EXERCISE MATERIALS
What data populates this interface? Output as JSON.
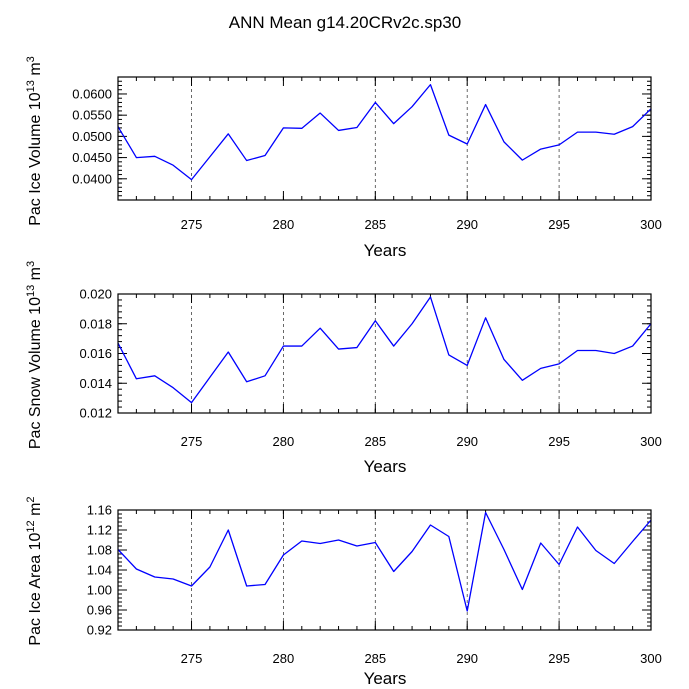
{
  "chart_data": [
    {
      "type": "line",
      "title": "ANN Mean g14.20CRv2c.sp30",
      "ylabel_parts": {
        "prefix": "Pac Ice Volume 10",
        "exponent": "13",
        "unit": "m",
        "unit_exp": "3"
      },
      "xlabel": "Years",
      "xlim": [
        271,
        300
      ],
      "ylim": [
        0.035,
        0.064
      ],
      "xticks": [
        275,
        280,
        285,
        290,
        295,
        300
      ],
      "xtick_labels": [
        "275",
        "280",
        "285",
        "290",
        "295",
        "300"
      ],
      "yticks": [
        0.04,
        0.045,
        0.05,
        0.055,
        0.06
      ],
      "ytick_labels": [
        "0.0400",
        "0.0450",
        "0.0500",
        "0.0550",
        "0.0600"
      ],
      "grid_x": [
        275,
        285,
        290,
        295
      ],
      "x": [
        271,
        272,
        273,
        274,
        275,
        276,
        277,
        278,
        279,
        280,
        281,
        282,
        283,
        284,
        285,
        286,
        287,
        288,
        289,
        290,
        291,
        292,
        293,
        294,
        295,
        296,
        297,
        298,
        299,
        300
      ],
      "series": [
        {
          "name": "Pac Ice Volume",
          "color": "#0000ff",
          "values": [
            0.0523,
            0.045,
            0.0453,
            0.0432,
            0.0398,
            0.0452,
            0.0506,
            0.0443,
            0.0455,
            0.052,
            0.0519,
            0.0555,
            0.0514,
            0.0521,
            0.058,
            0.053,
            0.057,
            0.0622,
            0.0503,
            0.0482,
            0.0575,
            0.0487,
            0.0444,
            0.047,
            0.048,
            0.051,
            0.051,
            0.0505,
            0.0523,
            0.0565
          ]
        }
      ]
    },
    {
      "type": "line",
      "ylabel_parts": {
        "prefix": "Pac Snow Volume 10",
        "exponent": "13",
        "unit": "m",
        "unit_exp": "3"
      },
      "xlabel": "Years",
      "xlim": [
        271,
        300
      ],
      "ylim": [
        0.012,
        0.02
      ],
      "xticks": [
        275,
        280,
        285,
        290,
        295,
        300
      ],
      "xtick_labels": [
        "275",
        "280",
        "285",
        "290",
        "295",
        "300"
      ],
      "yticks": [
        0.012,
        0.014,
        0.016,
        0.018,
        0.02
      ],
      "ytick_labels": [
        "0.012",
        "0.014",
        "0.016",
        "0.018",
        "0.020"
      ],
      "grid_x": [
        275,
        280,
        285,
        290,
        295
      ],
      "x": [
        271,
        272,
        273,
        274,
        275,
        276,
        277,
        278,
        279,
        280,
        281,
        282,
        283,
        284,
        285,
        286,
        287,
        288,
        289,
        290,
        291,
        292,
        293,
        294,
        295,
        296,
        297,
        298,
        299,
        300
      ],
      "series": [
        {
          "name": "Pac Snow Volume",
          "color": "#0000ff",
          "values": [
            0.0167,
            0.0143,
            0.0145,
            0.0137,
            0.0127,
            0.0144,
            0.0161,
            0.0141,
            0.0145,
            0.0165,
            0.0165,
            0.0177,
            0.0163,
            0.0164,
            0.0182,
            0.0165,
            0.018,
            0.0198,
            0.0159,
            0.0152,
            0.0184,
            0.0156,
            0.0142,
            0.015,
            0.0153,
            0.0162,
            0.0162,
            0.016,
            0.0165,
            0.018
          ]
        }
      ]
    },
    {
      "type": "line",
      "ylabel_parts": {
        "prefix": "Pac Ice Area 10",
        "exponent": "12",
        "unit": "m",
        "unit_exp": "2"
      },
      "xlabel": "Years",
      "xlim": [
        271,
        300
      ],
      "ylim": [
        0.92,
        1.16
      ],
      "xticks": [
        275,
        280,
        285,
        290,
        295,
        300
      ],
      "xtick_labels": [
        "275",
        "280",
        "285",
        "290",
        "295",
        "300"
      ],
      "yticks": [
        0.92,
        0.96,
        1.0,
        1.04,
        1.08,
        1.12,
        1.16
      ],
      "ytick_labels": [
        "0.92",
        "0.96",
        "1.00",
        "1.04",
        "1.08",
        "1.12",
        "1.16"
      ],
      "grid_x": [
        275,
        280,
        285,
        290,
        295
      ],
      "x": [
        271,
        272,
        273,
        274,
        275,
        276,
        277,
        278,
        279,
        280,
        281,
        282,
        283,
        284,
        285,
        286,
        287,
        288,
        289,
        290,
        291,
        292,
        293,
        294,
        295,
        296,
        297,
        298,
        299,
        300
      ],
      "series": [
        {
          "name": "Pac Ice Area",
          "color": "#0000ff",
          "values": [
            1.081,
            1.042,
            1.026,
            1.022,
            1.008,
            1.046,
            1.12,
            1.008,
            1.011,
            1.07,
            1.098,
            1.093,
            1.1,
            1.088,
            1.095,
            1.037,
            1.077,
            1.13,
            1.107,
            0.958,
            1.155,
            1.081,
            1.001,
            1.094,
            1.051,
            1.126,
            1.079,
            1.053,
            1.097,
            1.14
          ]
        }
      ]
    }
  ]
}
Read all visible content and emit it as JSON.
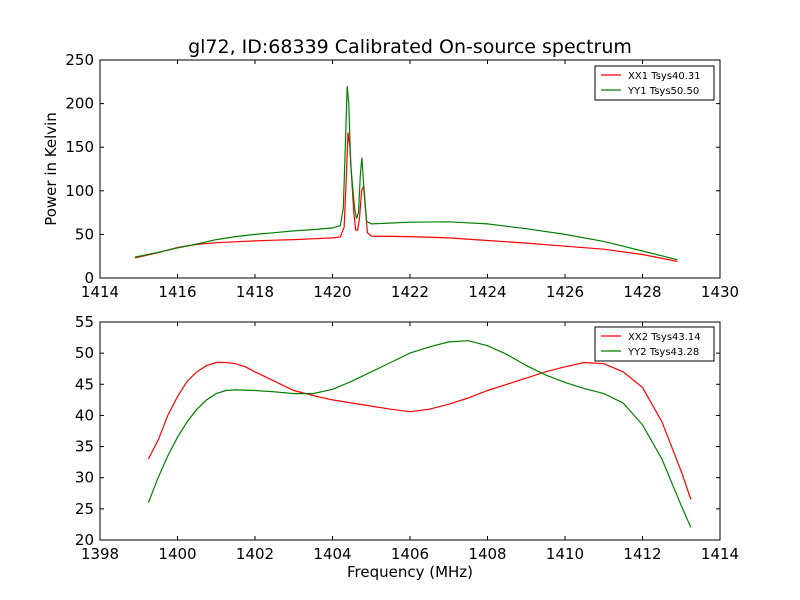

DIRECTIONS
Check each line of the listing above for the string "JSON", then report only how many lines have it.

RESPONSE
2